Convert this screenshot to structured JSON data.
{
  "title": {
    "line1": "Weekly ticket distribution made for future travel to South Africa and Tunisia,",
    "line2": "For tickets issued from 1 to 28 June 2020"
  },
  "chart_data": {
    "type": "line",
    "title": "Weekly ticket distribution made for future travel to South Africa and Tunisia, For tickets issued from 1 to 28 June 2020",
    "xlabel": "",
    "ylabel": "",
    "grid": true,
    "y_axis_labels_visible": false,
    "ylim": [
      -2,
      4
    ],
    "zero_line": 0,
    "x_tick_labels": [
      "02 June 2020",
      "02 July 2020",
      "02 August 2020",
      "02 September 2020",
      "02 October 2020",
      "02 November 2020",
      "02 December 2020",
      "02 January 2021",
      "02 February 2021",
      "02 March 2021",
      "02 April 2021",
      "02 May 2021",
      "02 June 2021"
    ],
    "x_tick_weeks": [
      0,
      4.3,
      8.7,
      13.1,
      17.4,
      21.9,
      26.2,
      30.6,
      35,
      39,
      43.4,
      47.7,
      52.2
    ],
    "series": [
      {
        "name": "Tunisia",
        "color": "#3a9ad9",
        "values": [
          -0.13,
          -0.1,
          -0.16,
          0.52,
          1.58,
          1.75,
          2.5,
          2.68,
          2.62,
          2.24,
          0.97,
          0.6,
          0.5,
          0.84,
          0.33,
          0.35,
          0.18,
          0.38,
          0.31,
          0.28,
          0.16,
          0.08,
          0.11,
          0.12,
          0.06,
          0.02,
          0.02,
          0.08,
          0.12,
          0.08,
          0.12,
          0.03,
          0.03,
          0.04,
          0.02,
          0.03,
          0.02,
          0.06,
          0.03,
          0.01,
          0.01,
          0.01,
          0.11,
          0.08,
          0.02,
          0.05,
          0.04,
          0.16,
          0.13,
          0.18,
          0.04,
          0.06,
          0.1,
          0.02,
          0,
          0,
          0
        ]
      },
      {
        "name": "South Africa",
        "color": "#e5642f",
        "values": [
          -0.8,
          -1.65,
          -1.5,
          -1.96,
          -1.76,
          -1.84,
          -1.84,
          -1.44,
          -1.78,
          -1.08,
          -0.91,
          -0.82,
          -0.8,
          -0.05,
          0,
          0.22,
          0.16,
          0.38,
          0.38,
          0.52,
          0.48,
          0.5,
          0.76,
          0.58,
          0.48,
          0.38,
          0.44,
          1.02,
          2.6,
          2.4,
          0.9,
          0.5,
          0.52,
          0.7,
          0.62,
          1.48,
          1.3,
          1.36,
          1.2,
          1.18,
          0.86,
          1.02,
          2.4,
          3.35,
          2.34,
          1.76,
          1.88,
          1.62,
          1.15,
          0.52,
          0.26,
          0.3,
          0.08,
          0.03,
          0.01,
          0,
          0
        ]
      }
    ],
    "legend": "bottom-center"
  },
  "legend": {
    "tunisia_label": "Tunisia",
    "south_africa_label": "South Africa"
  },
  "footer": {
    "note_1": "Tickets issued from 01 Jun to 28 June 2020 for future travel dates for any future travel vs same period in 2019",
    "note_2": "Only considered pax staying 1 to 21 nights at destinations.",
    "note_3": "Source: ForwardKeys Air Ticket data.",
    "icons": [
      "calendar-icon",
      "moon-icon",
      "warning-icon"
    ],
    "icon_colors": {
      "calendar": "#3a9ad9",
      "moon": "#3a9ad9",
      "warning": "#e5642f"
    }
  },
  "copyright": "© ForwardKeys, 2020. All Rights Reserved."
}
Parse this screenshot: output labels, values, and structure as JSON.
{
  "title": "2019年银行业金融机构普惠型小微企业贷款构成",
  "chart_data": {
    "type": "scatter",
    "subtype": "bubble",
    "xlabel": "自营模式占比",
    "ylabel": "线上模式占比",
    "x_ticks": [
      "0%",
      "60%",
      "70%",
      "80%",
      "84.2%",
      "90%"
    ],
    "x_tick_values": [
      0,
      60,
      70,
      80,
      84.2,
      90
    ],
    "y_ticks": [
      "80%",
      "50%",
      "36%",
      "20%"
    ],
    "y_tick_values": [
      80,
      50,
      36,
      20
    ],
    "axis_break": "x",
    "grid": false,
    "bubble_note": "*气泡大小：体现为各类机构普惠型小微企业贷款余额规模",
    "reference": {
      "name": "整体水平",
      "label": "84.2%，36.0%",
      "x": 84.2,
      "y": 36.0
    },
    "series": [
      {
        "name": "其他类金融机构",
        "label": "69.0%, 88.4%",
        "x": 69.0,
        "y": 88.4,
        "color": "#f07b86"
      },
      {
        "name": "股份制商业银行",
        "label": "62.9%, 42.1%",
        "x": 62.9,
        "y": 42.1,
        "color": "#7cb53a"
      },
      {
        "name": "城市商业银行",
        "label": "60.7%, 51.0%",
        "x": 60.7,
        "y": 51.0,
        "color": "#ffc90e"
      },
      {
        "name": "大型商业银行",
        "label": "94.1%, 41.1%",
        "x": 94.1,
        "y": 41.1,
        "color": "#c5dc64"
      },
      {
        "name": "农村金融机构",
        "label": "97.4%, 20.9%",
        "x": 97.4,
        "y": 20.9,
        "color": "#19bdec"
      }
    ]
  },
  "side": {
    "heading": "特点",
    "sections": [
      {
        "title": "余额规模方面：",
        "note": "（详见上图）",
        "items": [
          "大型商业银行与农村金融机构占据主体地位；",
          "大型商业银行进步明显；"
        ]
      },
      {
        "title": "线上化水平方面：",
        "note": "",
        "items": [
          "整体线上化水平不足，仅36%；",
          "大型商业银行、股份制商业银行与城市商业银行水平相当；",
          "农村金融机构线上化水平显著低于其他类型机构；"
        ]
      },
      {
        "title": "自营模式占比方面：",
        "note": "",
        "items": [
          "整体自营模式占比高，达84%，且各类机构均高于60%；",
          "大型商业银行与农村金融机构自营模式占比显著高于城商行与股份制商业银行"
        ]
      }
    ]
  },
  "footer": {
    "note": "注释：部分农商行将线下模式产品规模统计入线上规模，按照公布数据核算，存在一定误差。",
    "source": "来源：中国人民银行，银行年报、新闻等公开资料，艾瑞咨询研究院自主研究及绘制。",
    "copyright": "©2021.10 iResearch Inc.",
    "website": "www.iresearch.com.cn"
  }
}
════════
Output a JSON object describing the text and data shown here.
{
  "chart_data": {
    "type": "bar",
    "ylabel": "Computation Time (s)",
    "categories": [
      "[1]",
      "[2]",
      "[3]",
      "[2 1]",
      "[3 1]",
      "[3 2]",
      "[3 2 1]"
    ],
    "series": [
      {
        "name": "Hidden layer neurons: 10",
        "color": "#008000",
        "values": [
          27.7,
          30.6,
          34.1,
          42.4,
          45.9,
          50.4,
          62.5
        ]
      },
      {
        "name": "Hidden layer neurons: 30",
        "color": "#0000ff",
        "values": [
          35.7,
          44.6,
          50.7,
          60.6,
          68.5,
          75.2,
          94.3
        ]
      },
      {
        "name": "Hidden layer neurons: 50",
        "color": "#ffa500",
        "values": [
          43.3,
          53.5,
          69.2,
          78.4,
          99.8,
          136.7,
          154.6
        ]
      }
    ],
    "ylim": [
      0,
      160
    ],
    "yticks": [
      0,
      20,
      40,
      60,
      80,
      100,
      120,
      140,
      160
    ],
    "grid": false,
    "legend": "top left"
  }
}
════════
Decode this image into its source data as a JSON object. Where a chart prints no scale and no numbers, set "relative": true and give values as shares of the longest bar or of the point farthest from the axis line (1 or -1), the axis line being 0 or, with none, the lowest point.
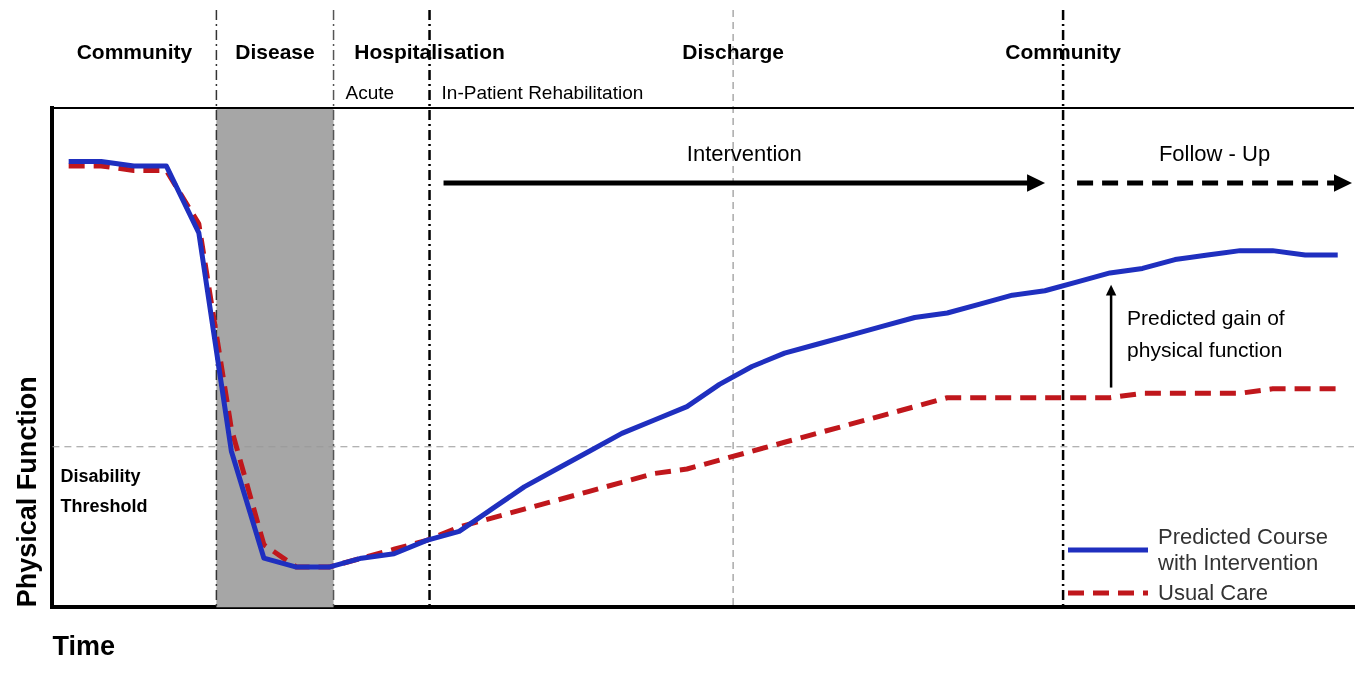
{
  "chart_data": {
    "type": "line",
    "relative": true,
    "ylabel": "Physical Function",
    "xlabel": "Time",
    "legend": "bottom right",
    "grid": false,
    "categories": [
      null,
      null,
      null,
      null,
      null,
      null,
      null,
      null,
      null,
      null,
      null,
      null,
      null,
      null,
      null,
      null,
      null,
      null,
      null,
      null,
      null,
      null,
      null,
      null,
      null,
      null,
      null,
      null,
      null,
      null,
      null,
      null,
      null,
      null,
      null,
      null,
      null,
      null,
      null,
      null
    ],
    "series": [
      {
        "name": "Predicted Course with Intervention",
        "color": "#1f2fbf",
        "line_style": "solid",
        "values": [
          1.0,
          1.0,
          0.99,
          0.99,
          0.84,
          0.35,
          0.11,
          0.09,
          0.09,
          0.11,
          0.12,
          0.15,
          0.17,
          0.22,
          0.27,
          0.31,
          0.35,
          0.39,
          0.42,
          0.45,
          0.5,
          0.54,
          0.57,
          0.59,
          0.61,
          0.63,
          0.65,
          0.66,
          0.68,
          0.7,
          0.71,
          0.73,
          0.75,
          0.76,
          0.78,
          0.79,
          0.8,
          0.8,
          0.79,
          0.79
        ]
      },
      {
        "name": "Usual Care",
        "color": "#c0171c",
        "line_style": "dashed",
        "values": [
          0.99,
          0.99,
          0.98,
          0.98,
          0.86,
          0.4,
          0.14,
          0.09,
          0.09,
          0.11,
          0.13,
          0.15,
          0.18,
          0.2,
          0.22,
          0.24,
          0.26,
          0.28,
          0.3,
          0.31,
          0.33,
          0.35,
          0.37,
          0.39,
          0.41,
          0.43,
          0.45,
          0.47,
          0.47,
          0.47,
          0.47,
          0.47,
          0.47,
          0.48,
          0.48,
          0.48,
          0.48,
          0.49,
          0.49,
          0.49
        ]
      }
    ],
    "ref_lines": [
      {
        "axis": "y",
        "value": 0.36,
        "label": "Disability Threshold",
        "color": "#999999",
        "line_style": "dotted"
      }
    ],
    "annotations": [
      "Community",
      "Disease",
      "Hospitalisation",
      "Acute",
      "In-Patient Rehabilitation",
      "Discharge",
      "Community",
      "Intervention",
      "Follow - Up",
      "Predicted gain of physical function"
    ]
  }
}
════════
The task: State the count of lines above containing the string "ylabel", and add nothing to it.

Full solution: 4